• _Aim of the exercise_: Please quote the material exactly, every line of it.

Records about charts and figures
※

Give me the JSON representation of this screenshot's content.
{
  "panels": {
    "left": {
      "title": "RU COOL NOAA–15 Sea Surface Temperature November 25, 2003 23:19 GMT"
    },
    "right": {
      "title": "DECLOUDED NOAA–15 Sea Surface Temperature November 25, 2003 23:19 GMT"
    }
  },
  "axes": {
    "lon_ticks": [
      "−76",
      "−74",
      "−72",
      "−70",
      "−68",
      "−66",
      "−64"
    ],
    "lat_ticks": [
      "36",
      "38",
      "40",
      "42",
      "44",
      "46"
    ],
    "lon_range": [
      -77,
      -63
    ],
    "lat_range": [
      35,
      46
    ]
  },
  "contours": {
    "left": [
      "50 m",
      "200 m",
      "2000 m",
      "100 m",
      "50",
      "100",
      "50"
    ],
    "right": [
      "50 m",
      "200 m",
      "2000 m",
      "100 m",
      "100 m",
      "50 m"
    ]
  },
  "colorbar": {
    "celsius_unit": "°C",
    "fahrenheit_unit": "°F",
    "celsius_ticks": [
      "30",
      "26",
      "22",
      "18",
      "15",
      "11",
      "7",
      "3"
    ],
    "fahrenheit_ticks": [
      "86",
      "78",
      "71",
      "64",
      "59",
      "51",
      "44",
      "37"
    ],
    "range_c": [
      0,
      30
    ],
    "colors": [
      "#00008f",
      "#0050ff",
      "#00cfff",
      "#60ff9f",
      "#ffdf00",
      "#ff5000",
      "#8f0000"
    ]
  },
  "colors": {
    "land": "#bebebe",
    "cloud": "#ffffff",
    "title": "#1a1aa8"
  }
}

※

• _Exercise answer_:
Give me the JSON representation of this screenshot's content.
{
  "panels": {
    "left": {
      "title": "RU COOL NOAA–15 Sea Surface Temperature November 25, 2003 23:19 GMT"
    },
    "right": {
      "title": "DECLOUDED NOAA–15 Sea Surface Temperature November 25, 2003 23:19 GMT"
    }
  },
  "axes": {
    "lon_ticks": [
      "−76",
      "−74",
      "−72",
      "−70",
      "−68",
      "−66",
      "−64"
    ],
    "lat_ticks": [
      "36",
      "38",
      "40",
      "42",
      "44",
      "46"
    ],
    "lon_range": [
      -77,
      -63
    ],
    "lat_range": [
      35,
      46
    ]
  },
  "contours": {
    "left": [
      "50 m",
      "200 m",
      "2000 m",
      "100 m",
      "50",
      "100",
      "50"
    ],
    "right": [
      "50 m",
      "200 m",
      "2000 m",
      "100 m",
      "100 m",
      "50 m"
    ]
  },
  "colorbar": {
    "celsius_unit": "°C",
    "fahrenheit_unit": "°F",
    "celsius_ticks": [
      "30",
      "26",
      "22",
      "18",
      "15",
      "11",
      "7",
      "3"
    ],
    "fahrenheit_ticks": [
      "86",
      "78",
      "71",
      "64",
      "59",
      "51",
      "44",
      "37"
    ],
    "range_c": [
      0,
      30
    ],
    "colors": [
      "#00008f",
      "#0050ff",
      "#00cfff",
      "#60ff9f",
      "#ffdf00",
      "#ff5000",
      "#8f0000"
    ]
  },
  "colors": {
    "land": "#bebebe",
    "cloud": "#ffffff",
    "title": "#1a1aa8"
  }
}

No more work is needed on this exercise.